> _Texto proporcionado_:
'''
Aurore Dupin, mas
conocida como George Sand, en su
libro Un invierno en Mallorca,
(publicado en 1855) hace un perfecto retrato de cómo era la España mediterránea en
1838, aprovechando su estancia, primero en Son Vent y mas tarde en la Cartuja de Valldemosa,
junto a sus hijos, Maurice y Solange, y el músico polaco Frèdéric Chopin, al que había conocido
en París en 1831. Curiosamente, en su trabajo literario, hace referencia al Gran Hotel
de las Cuatro Naciones, situado en el número35 de la Rambla del Centro. En ese
lugar de hospedaje estuvieron dos veces: la primera ocasión fue del 2 al 7 de
noviembre de 1838, donde habían llegado en el barco Le Phénicien desde Port Vendres. De Barcelona a Mallorca lo harían
en la embarcación El Mallorquín. La
segunda, en el viaje de regreso, entre el 14 y el 22 de febrero de 1839. Ya en
Mallorca consiguieron alquilar un piano de pésima calidad. A pesar de la
dificultad que entrañaba para su trabajo, Chapín pudo componer a duras penas la
mazurca Op. 41 nº 2. El nuevo piano
que habían adquirido en Francia tardó en llegar. Se trataba de un Pleyel, con el que Chopin pudo completar
24 preludios, 2 polonesas, una balada y un scherzo.
'''
> _Extractos de datos_:
'''
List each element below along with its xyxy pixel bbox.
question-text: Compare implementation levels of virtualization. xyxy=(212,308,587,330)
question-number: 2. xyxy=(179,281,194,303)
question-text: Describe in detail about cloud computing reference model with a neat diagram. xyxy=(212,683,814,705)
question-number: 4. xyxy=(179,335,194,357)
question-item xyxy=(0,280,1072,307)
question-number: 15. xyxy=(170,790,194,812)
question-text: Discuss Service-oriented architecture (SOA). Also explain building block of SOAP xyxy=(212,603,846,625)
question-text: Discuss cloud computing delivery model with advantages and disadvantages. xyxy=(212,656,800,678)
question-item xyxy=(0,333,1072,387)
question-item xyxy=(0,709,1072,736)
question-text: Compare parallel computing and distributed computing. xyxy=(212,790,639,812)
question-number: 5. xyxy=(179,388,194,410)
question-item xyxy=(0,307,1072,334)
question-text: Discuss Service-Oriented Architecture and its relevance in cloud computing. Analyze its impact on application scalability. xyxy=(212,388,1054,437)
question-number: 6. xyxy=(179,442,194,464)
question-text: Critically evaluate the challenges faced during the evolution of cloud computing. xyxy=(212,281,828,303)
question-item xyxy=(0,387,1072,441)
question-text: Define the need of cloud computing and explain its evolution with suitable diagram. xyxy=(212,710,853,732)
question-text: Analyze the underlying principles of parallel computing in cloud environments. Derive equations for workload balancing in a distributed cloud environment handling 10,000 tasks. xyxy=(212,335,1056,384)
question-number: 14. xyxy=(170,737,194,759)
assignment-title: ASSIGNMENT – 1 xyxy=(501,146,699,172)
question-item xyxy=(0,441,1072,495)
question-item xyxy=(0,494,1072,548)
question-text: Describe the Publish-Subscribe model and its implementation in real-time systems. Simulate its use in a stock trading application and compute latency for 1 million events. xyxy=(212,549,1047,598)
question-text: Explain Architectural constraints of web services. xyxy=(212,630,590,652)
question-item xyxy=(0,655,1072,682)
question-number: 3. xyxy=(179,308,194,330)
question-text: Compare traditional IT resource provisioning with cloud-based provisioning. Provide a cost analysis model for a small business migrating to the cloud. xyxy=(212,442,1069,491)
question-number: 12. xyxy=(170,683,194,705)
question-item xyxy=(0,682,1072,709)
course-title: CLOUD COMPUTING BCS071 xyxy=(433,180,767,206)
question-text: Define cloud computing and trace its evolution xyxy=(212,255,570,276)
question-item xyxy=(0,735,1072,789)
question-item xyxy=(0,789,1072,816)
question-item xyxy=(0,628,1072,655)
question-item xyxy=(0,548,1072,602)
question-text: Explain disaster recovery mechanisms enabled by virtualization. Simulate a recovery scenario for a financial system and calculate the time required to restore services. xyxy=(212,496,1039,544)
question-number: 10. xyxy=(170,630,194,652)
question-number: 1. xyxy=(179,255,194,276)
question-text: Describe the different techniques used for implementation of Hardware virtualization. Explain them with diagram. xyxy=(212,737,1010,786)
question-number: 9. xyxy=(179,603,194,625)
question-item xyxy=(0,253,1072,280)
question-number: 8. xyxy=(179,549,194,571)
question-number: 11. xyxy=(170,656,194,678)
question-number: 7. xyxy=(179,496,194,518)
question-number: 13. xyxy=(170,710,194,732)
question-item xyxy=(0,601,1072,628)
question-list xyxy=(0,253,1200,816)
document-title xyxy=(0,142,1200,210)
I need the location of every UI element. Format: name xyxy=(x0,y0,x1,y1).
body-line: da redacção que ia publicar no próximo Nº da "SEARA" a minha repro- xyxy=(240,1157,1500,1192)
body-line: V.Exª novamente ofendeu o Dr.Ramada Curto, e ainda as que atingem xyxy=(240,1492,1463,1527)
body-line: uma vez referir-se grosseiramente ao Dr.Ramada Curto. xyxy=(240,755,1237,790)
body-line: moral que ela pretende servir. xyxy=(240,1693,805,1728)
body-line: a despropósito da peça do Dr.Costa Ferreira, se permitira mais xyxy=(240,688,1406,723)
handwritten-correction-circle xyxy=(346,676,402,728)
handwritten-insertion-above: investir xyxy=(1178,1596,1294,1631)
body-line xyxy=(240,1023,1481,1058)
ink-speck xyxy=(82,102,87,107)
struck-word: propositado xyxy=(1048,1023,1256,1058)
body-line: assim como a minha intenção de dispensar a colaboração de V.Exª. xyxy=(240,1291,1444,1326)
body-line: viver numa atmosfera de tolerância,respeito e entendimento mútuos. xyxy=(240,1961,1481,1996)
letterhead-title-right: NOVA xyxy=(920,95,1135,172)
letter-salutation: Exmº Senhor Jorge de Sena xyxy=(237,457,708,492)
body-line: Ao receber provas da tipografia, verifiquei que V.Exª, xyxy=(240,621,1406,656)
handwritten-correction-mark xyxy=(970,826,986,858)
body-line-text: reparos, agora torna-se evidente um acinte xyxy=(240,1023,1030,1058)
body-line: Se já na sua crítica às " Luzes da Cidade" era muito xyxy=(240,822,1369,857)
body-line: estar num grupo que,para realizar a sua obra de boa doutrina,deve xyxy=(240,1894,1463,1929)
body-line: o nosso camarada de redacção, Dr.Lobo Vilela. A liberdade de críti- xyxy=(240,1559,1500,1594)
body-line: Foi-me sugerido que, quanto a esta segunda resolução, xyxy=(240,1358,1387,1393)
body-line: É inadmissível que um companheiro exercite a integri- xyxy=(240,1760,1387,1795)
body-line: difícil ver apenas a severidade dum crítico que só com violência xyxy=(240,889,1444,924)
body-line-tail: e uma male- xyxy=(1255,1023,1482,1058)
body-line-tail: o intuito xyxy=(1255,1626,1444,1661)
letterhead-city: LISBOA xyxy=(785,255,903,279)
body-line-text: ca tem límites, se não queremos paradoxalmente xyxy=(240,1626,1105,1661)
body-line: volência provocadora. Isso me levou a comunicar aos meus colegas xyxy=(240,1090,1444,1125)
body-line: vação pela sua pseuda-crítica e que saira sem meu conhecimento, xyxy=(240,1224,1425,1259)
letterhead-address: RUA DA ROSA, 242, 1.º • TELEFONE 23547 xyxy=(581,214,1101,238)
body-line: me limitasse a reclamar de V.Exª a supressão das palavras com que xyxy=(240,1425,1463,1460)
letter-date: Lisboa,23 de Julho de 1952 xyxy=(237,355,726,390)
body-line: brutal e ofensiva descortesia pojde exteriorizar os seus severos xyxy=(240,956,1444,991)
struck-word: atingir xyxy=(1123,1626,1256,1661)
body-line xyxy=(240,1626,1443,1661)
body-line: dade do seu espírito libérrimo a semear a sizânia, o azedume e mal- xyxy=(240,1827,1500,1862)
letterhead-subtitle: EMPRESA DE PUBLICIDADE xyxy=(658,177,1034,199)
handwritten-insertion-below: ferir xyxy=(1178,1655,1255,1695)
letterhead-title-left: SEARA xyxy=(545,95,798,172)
'''
> _Consigna_:
Responda, a partir del texto sobre George Sand, estas preguntas:
1. ¿En qué año se publicó Un invierno en Mallorca?
2. ¿En qué barco llegaron a Barcelona desde Port Vendres?
3. ¿De qué marca era el piano adquirido en Francia?
Los ítems forman un material aparte, independiente del texto sobre George Sand.

> _Solución_:
1. En 1855.
2. En el barco Le Phénicien.
3. Era un Pleyel.